Texte de lecture:
La publication très attendue des données mensuelles sur l'emploi américain s'annonce comme un test décisif pour les opérateurs de marchés obligataires qui parient de plus en plus sur un nouveau tour de vis monétaire de la Réserve fédérale (Fed).
Ces dernières semaines, un nombre croissant de transactions sur le marché des obligations d'État américaines reflète l'anticipation que la banque centrale pourrait être contrainte de relever ses taux d'intérêt, une hypothèse qui semblait encore écartée il y a peu. Cette tendance s'est accentuée alors que plusieurs indicateurs économiques ont fait preuve de vigueur, ravivant les craintes d'une inflation persistante.
Un marché en attente du rapport sur l'emploi
Le cœur de l'enjeu réside dans les chiffres qui doivent être dévoilés sous peu par le département du Travail. Les investisseurs examineront avec une attention particulière le nombre de créations de postes, le taux de chômage et, surtout, l'évolution des salaires horaires moyens. Une progression plus forte que prévu de ces trois composantes renforcerait la thèse d'un marché du travail toujours trop tendu pour permettre à la Fed de baisser la garde.
Les opérateurs estiment qu'un rapport sur l'emploi particulièrement solide fournirait à la Fed le prétexte – ou l'obligation – de procéder à un nouveau relèvement de ses taux, après une série de hausses qui avait été suivie d'une période de statu quo. Les paris sur une hausse se sont matérialisés par des positions sur les contrats à terme liés aux taux d'intérêt, où la probabilité implicite d'un tour de vis a significativement augmenté.
Des décideurs divisés
Au sein même de la Fed, le discours n'est pas unanime. Plusieurs responsables ont récemment souligné la nécessité de maintenir une politique restrictive aussi longtemps que nécessaire pour juguler l'inflation, tandis que d'autres plaident pour une approche plus patiente, arguant que les effets des hausses passées ne se sont pas encore pleinement matérialisés. Le rapport sur l'emploi pourrait faire pencher la balance d'un côté ou de l'autre.

Données fournies:
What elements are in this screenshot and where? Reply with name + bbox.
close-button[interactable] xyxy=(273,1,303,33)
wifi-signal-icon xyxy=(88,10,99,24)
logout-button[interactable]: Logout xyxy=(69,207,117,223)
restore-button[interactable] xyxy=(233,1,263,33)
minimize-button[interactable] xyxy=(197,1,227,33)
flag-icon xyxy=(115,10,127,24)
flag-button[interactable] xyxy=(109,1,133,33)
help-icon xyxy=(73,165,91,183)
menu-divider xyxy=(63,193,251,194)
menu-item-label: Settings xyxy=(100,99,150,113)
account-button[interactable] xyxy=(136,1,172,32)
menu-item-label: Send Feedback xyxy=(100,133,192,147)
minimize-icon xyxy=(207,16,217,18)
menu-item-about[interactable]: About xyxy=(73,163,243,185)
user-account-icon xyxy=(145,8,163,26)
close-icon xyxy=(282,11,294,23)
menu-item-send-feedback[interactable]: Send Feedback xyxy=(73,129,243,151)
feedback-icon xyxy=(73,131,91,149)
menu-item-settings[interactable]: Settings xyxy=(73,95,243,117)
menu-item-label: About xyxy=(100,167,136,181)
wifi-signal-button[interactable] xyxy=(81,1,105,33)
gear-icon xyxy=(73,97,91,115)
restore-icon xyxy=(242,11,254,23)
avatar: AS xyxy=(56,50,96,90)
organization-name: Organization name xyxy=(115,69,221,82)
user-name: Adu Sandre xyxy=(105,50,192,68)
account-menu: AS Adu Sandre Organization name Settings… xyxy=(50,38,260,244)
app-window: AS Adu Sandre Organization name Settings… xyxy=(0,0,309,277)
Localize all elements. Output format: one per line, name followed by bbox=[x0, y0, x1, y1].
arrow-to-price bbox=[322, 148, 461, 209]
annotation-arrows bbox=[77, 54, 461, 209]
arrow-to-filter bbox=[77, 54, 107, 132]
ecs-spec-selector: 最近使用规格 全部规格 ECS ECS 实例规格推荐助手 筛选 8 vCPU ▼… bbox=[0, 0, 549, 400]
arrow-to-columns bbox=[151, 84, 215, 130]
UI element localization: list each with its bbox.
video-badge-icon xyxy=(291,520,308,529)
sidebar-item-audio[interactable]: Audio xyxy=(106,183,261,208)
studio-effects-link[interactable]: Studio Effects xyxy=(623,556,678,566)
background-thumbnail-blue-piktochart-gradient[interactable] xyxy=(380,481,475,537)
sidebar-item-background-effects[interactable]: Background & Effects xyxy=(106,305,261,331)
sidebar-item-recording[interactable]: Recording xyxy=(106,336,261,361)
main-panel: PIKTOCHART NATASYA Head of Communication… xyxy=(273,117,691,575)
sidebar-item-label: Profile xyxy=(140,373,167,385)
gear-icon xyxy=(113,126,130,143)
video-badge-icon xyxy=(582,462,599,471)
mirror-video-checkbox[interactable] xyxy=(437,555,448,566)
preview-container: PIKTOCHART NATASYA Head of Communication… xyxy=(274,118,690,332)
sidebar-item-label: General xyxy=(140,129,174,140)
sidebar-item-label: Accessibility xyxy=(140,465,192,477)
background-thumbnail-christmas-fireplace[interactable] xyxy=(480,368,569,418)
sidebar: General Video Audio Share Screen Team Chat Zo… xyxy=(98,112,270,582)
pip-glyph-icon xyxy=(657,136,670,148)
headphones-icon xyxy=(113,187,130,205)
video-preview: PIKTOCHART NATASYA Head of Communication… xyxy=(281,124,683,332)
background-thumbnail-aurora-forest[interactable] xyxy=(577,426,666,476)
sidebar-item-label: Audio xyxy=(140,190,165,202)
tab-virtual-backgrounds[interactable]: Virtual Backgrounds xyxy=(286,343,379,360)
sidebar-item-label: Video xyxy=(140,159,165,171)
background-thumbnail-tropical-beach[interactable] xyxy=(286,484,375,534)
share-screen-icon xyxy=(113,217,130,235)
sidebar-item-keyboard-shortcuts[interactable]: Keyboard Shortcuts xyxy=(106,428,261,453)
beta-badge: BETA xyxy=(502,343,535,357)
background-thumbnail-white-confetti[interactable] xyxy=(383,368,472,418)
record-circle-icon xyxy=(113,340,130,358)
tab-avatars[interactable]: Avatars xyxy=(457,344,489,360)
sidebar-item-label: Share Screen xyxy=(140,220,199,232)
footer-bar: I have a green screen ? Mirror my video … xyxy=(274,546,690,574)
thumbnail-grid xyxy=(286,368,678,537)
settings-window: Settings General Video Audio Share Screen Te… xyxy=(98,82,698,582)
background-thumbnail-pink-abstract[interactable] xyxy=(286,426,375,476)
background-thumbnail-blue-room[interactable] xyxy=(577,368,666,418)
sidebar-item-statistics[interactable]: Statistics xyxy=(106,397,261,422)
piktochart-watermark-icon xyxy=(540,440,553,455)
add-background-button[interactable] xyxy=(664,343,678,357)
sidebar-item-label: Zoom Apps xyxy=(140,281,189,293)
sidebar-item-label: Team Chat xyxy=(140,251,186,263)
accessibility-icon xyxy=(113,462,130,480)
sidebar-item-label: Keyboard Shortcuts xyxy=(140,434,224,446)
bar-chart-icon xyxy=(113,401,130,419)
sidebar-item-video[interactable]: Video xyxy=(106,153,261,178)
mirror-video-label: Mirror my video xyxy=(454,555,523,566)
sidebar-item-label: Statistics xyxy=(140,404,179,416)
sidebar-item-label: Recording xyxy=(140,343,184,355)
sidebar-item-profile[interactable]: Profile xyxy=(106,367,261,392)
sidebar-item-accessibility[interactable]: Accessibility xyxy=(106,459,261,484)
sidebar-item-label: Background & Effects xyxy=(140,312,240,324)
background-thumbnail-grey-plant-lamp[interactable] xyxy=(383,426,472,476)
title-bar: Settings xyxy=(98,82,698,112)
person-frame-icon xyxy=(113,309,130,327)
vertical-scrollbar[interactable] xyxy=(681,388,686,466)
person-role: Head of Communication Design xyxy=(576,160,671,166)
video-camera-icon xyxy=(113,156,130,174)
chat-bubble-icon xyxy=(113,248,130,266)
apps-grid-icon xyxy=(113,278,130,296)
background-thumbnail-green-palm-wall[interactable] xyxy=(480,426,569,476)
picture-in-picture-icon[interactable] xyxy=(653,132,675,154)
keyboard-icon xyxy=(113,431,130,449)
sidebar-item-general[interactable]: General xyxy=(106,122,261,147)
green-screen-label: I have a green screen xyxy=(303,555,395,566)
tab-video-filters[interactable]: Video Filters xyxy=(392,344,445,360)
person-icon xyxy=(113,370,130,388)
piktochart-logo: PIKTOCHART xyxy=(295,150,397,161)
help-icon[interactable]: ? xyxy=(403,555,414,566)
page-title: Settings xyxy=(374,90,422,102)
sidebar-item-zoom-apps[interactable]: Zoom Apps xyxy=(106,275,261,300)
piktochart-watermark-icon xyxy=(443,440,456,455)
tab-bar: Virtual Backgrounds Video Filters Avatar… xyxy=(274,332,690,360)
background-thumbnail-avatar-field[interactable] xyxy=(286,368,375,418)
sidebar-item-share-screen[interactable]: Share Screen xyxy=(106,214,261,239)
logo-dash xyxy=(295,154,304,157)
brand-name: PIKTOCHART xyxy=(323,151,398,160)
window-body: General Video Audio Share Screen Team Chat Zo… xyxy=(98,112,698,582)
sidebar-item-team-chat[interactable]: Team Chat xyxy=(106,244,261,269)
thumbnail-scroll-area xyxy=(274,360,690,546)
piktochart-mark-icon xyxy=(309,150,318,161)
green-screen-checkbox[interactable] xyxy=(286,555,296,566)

Consignes de travail:
**A)** Transcrivez tout le passage de l'article sur l'emploi américain, depuis « Un marché en » jusqu'à « baisser la garde. ».
**B)** Répondez aux questions suivantes à partir de l'article sur l'emploi américain.
(i) Quel organisme doit dévoiler les chiffres sur l'emploi ?
(ii) Quelles trois composantes les investisseurs examineront-ils avec une attention particulière ?
(iii) Selon les responsables de la Fed favorables à une approche plus patiente, qu'est-ce qui ne s'est pas encore pleinement matérialisé ?
**C)** Prolongez l'article sur l'emploi américain au-delà de sa dernière phrase.
Les données ci-dessus proviennent d'une source distincte de l'article sur l'emploi américain.

Vos réponses:
**A)**
Un marché en attente du rapport sur l'emploi
Le cœur de l'enjeu réside dans les chiffres qui doivent être dévoilés sous peu par le département du Travail. Les investisseurs examineront avec une attention particulière le nombre de créations de postes, le taux de chômage et, surtout, l'évolution des salaires horaires moyens. Une progression plus forte que prévu de ces trois composantes renforcerait la thèse d'un marché du travail toujours trop tendu pour permettre à la Fed de baisser la garde.

**B)**
(i) Le département du Travail.
(ii) Le nombre de créations de postes, le taux de chômage et l'évolution des salaires horaires moyens.
(iii) Les effets des hausses passées.

**C)**
Scénarios pour les marchés
Si les créations d'emplois dépassent nettement les attentes du consensus, les rendements des obligations du Trésor à long terme pourraient bondir, les opérateurs intégrant une trajectoire de taux plus élevée. À l'inverse, un chiffre décevant, notamment couplé à une modération des salaires, pourrait offrir un répit aux actifs risqués et renforcer l'idée que la Fed a achevé son resserrement.
Conséquences internationales
L'issue de cette publication ne concerne pas seulement les États-Unis. Un nouveau relèvement des taux américains aurait des répercussions mondiales, renforçant le dollar et attirant les capitaux vers les actifs libellés en dollars, au détriment des monnaies et des marchés des pays émergents. La Banque centrale européenne et la Banque du Japon, qui font face à leurs propres défis inflationnistes, surveillent également de près le signal que pourrait envoyer Washington.
Dans ce climat d'incertitude, la prudence domine sur les marchés obligataires. Les investisseurs attendent le verdict des chiffres de l'emploi pour ajuster leurs portefeuilles, conscients que la publication pourrait redessiner les perspectives de politique monétaire pour les mois à venir.